**** SUPPLIED MATERIAL ****
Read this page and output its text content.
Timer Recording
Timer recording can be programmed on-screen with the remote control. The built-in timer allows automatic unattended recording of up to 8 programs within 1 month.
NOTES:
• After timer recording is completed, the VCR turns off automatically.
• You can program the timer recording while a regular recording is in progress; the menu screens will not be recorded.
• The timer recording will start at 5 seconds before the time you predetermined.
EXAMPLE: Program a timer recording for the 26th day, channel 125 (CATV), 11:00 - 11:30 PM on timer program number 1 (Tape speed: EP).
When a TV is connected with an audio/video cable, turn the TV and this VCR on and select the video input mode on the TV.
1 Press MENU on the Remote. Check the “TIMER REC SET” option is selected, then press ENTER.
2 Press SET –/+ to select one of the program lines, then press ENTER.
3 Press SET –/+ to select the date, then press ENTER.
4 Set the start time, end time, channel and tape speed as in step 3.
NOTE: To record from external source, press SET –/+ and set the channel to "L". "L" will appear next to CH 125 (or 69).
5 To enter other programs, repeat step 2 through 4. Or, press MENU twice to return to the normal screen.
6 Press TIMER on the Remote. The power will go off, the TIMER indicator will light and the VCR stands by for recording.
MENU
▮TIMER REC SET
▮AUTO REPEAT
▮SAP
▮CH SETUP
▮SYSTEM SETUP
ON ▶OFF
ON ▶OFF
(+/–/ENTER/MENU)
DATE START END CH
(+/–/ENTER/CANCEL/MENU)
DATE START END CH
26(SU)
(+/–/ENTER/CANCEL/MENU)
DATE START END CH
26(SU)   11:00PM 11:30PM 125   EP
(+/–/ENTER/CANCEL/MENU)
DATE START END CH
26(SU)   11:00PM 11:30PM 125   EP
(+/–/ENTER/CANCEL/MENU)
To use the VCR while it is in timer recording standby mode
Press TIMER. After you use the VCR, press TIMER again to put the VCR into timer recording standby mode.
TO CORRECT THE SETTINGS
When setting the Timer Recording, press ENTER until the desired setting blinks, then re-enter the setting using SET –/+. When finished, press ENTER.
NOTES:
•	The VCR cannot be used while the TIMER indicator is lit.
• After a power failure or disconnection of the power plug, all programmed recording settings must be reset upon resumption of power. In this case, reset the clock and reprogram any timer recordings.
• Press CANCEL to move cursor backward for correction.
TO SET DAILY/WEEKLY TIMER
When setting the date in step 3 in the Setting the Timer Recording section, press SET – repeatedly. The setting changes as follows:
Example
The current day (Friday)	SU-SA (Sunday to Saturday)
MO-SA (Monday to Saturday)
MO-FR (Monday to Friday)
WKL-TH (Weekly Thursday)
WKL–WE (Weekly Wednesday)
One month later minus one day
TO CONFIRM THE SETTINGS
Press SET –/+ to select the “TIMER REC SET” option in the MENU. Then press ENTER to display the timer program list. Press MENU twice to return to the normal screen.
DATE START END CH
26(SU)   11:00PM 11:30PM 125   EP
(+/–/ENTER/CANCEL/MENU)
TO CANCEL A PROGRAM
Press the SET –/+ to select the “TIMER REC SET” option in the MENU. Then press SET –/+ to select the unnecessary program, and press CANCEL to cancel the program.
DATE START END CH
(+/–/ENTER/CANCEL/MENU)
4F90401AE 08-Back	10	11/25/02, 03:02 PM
****
**** SUPPLIED MATERIAL ****
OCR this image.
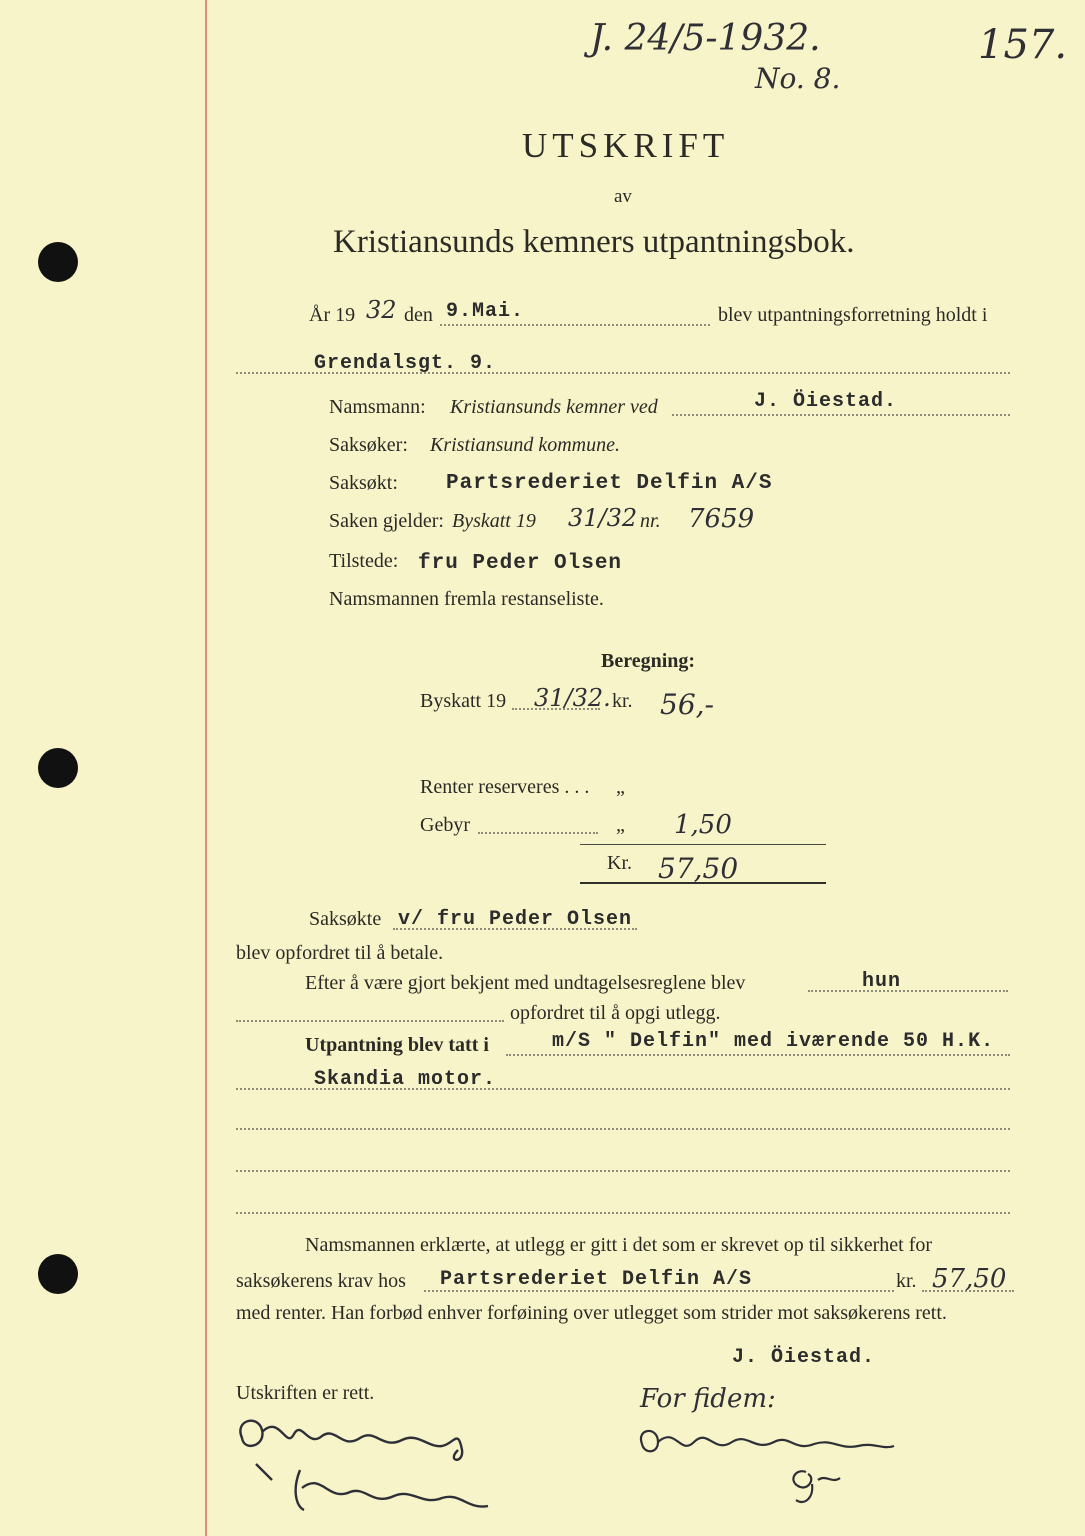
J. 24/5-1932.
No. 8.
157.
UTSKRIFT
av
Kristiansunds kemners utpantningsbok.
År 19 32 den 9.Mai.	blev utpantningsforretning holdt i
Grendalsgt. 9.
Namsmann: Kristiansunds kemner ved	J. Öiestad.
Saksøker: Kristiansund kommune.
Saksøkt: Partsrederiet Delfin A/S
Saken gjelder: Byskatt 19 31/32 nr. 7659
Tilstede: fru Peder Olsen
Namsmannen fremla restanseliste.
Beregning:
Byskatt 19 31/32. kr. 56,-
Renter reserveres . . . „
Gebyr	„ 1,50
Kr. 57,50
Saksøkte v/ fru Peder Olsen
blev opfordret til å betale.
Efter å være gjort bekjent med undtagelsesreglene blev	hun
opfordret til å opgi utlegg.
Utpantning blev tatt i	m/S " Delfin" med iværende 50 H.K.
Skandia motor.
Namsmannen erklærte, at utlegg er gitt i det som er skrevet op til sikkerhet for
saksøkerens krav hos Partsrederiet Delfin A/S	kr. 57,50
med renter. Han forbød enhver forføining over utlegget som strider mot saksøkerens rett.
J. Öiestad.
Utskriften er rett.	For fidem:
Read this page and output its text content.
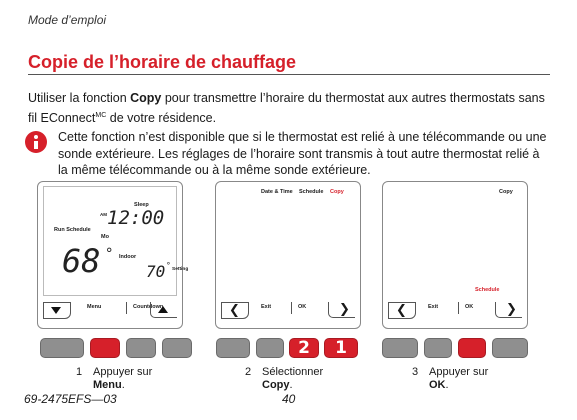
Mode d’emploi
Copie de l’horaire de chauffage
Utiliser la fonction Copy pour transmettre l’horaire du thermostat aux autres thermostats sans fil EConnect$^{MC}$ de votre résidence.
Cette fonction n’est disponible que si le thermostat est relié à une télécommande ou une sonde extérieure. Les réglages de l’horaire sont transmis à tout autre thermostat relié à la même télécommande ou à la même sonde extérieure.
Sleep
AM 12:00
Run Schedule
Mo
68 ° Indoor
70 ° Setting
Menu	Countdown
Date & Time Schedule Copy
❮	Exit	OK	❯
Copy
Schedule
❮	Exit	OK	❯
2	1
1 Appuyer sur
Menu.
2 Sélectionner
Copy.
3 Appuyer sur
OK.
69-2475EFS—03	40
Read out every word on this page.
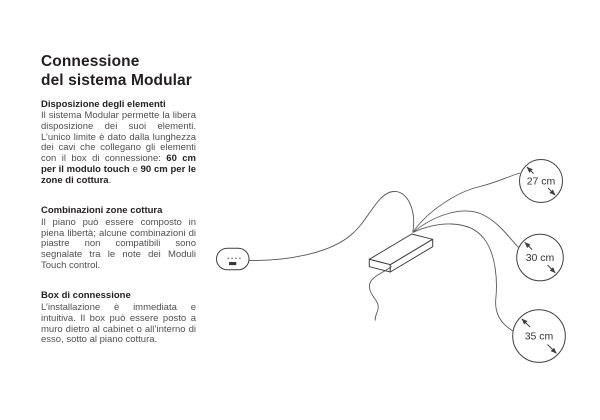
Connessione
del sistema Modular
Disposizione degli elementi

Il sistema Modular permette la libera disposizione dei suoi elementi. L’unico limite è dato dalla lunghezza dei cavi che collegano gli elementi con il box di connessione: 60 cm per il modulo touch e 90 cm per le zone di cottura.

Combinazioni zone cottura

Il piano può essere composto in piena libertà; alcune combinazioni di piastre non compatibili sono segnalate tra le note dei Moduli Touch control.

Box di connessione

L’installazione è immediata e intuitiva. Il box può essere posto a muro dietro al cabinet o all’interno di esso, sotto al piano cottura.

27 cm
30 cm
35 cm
****
Where does the word "programmed" appear in the listing? List each line that holds it.

Timer recording can be programmed on-screen with the remote control. The built-in timer allows automatic unattended recording of up to 8 programs within 1 month.
• After a power failure or disconnection of the power plug, all programmed recording settings must be reset upon resumption of power. In this case, reset the clock and reprogram any timer recordings.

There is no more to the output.